→ **What needs to be done**:
Quote every line as written. Omit pictures.

→ **Records for the task**:
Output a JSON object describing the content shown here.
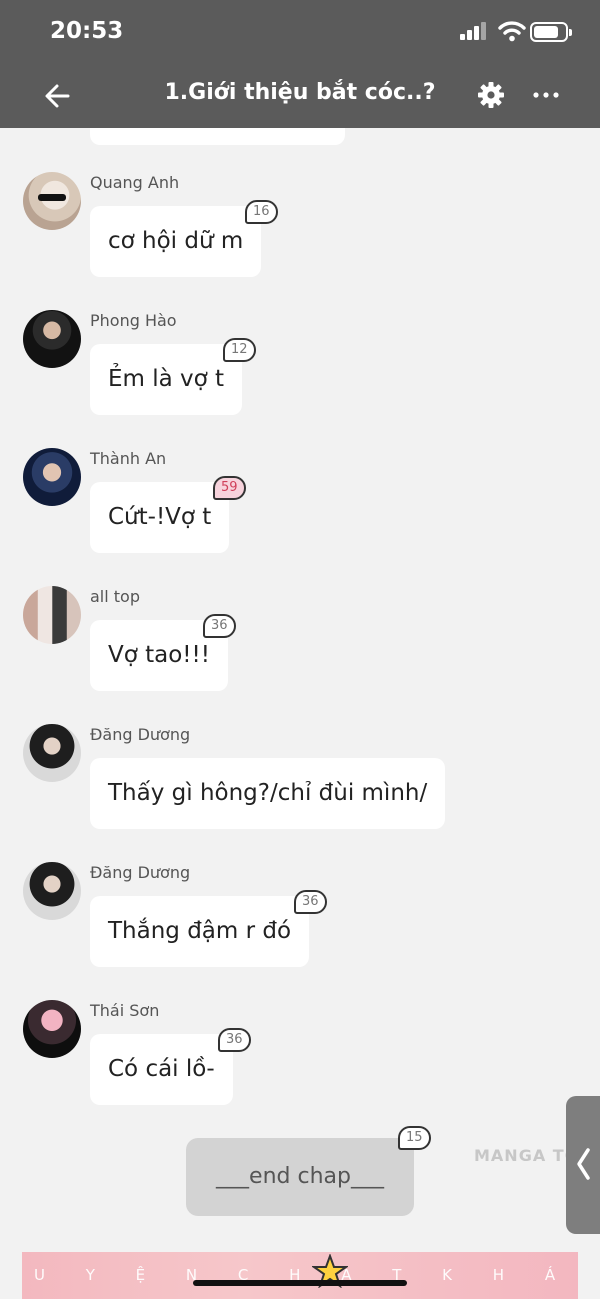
{
  "status_bar": {
    "time": "20:53"
  },
  "header": {
    "title": "1.Giới thiệu bắt cóc..?"
  },
  "messages": [
    {
      "sender": "Quang Anh",
      "text": "cơ hội dữ m",
      "badge": "16"
    },
    {
      "sender": "Phong Hào",
      "text": "Ẻm là vợ t",
      "badge": "12"
    },
    {
      "sender": "Thành An",
      "text": "Cứt-!Vợ t",
      "badge": "59"
    },
    {
      "sender": "all top",
      "text": "Vợ tao!!!",
      "badge": "36"
    },
    {
      "sender": "Đăng Dương",
      "text": "Thấy gì hông?/chỉ đùi mình/",
      "badge": ""
    },
    {
      "sender": "Đăng Dương",
      "text": "Thắng đậm r đó",
      "badge": "36"
    },
    {
      "sender": "Thái Sơn",
      "text": "Có cái lồ-",
      "badge": "36"
    }
  ],
  "end_message": {
    "text": "___end chap___",
    "badge": "15"
  },
  "watermark": "MANGA TO",
  "banner": {
    "text": "U Y Ệ N  C H A T  K H Á M  P H Á"
  },
  "colors": {
    "header_bg": "#5b5b5b",
    "page_bg": "#f2f2f2",
    "bubble_bg": "#ffffff",
    "end_bubble_bg": "#d3d3d3",
    "badge_highlight": "#f7d3dc"
  },
  "icons": {
    "back": "arrow-left-icon",
    "settings": "gear-icon",
    "more": "more-dots-icon",
    "side_tab": "chevron-left-icon"
  }
}
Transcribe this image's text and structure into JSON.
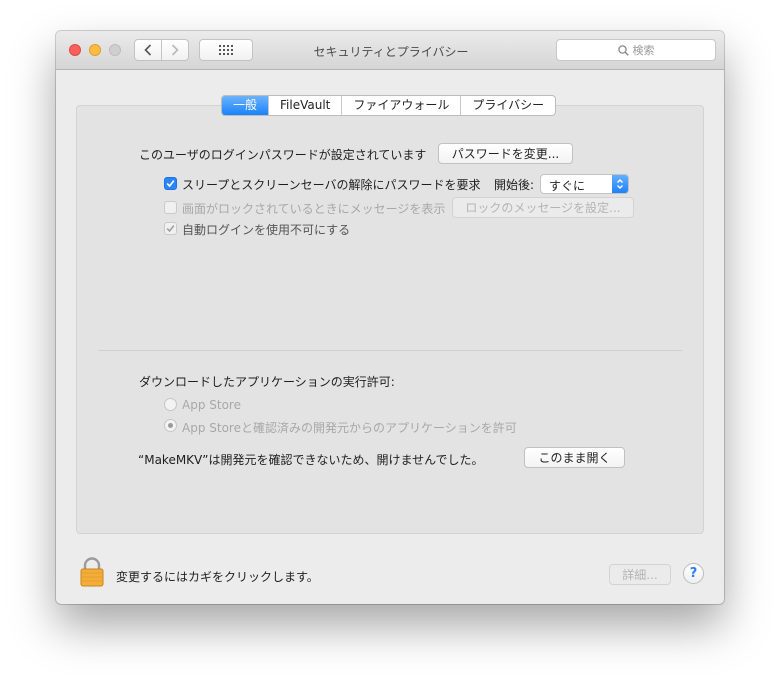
{
  "window": {
    "title": "セキュリティとプライバシー"
  },
  "search": {
    "placeholder": "検索"
  },
  "tabs": [
    {
      "label": "一般",
      "active": true
    },
    {
      "label": "FileVault",
      "active": false
    },
    {
      "label": "ファイアウォール",
      "active": false
    },
    {
      "label": "プライバシー",
      "active": false
    }
  ],
  "general": {
    "password_text": "このユーザのログインパスワードが設定されています",
    "change_password_button": "パスワードを変更...",
    "require_password": {
      "label": "スリープとスクリーンセーバの解除にパスワードを要求",
      "checked": true
    },
    "after_label": "開始後:",
    "after_value": "すぐに",
    "show_message": {
      "label": "画面がロックされているときにメッセージを表示",
      "checked": false
    },
    "set_lock_message_button": "ロックのメッセージを設定...",
    "disable_auto_login": {
      "label": "自動ログインを使用不可にする",
      "checked": true
    },
    "allow_apps_heading": "ダウンロードしたアプリケーションの実行許可:",
    "radio_options": [
      {
        "label": "App Store",
        "selected": false
      },
      {
        "label": "App Storeと確認済みの開発元からのアプリケーションを許可",
        "selected": true
      }
    ],
    "blocked_message": "“MakeMKV”は開発元を確認できないため、開けませんでした。",
    "open_anyway_button": "このまま開く"
  },
  "footer": {
    "lock_text": "変更するにはカギをクリックします。",
    "advanced_button": "詳細...",
    "help_label": "?"
  },
  "colors": {
    "accent": "#1a82fb",
    "window_bg": "#ececec",
    "panel_bg": "#e3e3e3"
  },
  "icons": [
    "back-arrow-icon",
    "forward-arrow-icon",
    "grid-icon",
    "search-icon",
    "lock-icon",
    "checkmark-icon",
    "popup-arrows-icon"
  ]
}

→ **Result of this exercise**:
Output a JSON object describing the content shown here.
{
  "status_bar": {
    "time": "20:53"
  },
  "header": {
    "title": "1.Giới thiệu bắt cóc..?"
  },
  "messages": [
    {
      "sender": "Quang Anh",
      "text": "cơ hội dữ m",
      "badge": "16"
    },
    {
      "sender": "Phong Hào",
      "text": "Ẻm là vợ t",
      "badge": "12"
    },
    {
      "sender": "Thành An",
      "text": "Cứt-!Vợ t",
      "badge": "59"
    },
    {
      "sender": "all top",
      "text": "Vợ tao!!!",
      "badge": "36"
    },
    {
      "sender": "Đăng Dương",
      "text": "Thấy gì hông?/chỉ đùi mình/",
      "badge": ""
    },
    {
      "sender": "Đăng Dương",
      "text": "Thắng đậm r đó",
      "badge": "36"
    },
    {
      "sender": "Thái Sơn",
      "text": "Có cái lồ-",
      "badge": "36"
    }
  ],
  "end_message": {
    "text": "___end chap___",
    "badge": "15"
  },
  "watermark": "MANGA TO",
  "banner": {
    "text": "U Y Ệ N  C H A T  K H Á M  P H Á"
  },
  "colors": {
    "header_bg": "#5b5b5b",
    "page_bg": "#f2f2f2",
    "bubble_bg": "#ffffff",
    "end_bubble_bg": "#d3d3d3",
    "badge_highlight": "#f7d3dc"
  },
  "icons": {
    "back": "arrow-left-icon",
    "settings": "gear-icon",
    "more": "more-dots-icon",
    "side_tab": "chevron-left-icon"
  }
}
Transcribe this image's text and structure into JSON.
{
  "window": {
    "title": "セキュリティとプライバシー"
  },
  "search": {
    "placeholder": "検索"
  },
  "tabs": [
    {
      "label": "一般",
      "active": true
    },
    {
      "label": "FileVault",
      "active": false
    },
    {
      "label": "ファイアウォール",
      "active": false
    },
    {
      "label": "プライバシー",
      "active": false
    }
  ],
  "general": {
    "password_text": "このユーザのログインパスワードが設定されています",
    "change_password_button": "パスワードを変更...",
    "require_password": {
      "label": "スリープとスクリーンセーバの解除にパスワードを要求",
      "checked": true
    },
    "after_label": "開始後:",
    "after_value": "すぐに",
    "show_message": {
      "label": "画面がロックされているときにメッセージを表示",
      "checked": false
    },
    "set_lock_message_button": "ロックのメッセージを設定...",
    "disable_auto_login": {
      "label": "自動ログインを使用不可にする",
      "checked": true
    },
    "allow_apps_heading": "ダウンロードしたアプリケーションの実行許可:",
    "radio_options": [
      {
        "label": "App Store",
        "selected": false
      },
      {
        "label": "App Storeと確認済みの開発元からのアプリケーションを許可",
        "selected": true
      }
    ],
    "blocked_message": "“MakeMKV”は開発元を確認できないため、開けませんでした。",
    "open_anyway_button": "このまま開く"
  },
  "footer": {
    "lock_text": "変更するにはカギをクリックします。",
    "advanced_button": "詳細...",
    "help_label": "?"
  },
  "colors": {
    "accent": "#1a82fb",
    "window_bg": "#ececec",
    "panel_bg": "#e3e3e3"
  },
  "icons": [
    "back-arrow-icon",
    "forward-arrow-icon",
    "grid-icon",
    "search-icon",
    "lock-icon",
    "checkmark-icon",
    "popup-arrows-icon"
  ]
}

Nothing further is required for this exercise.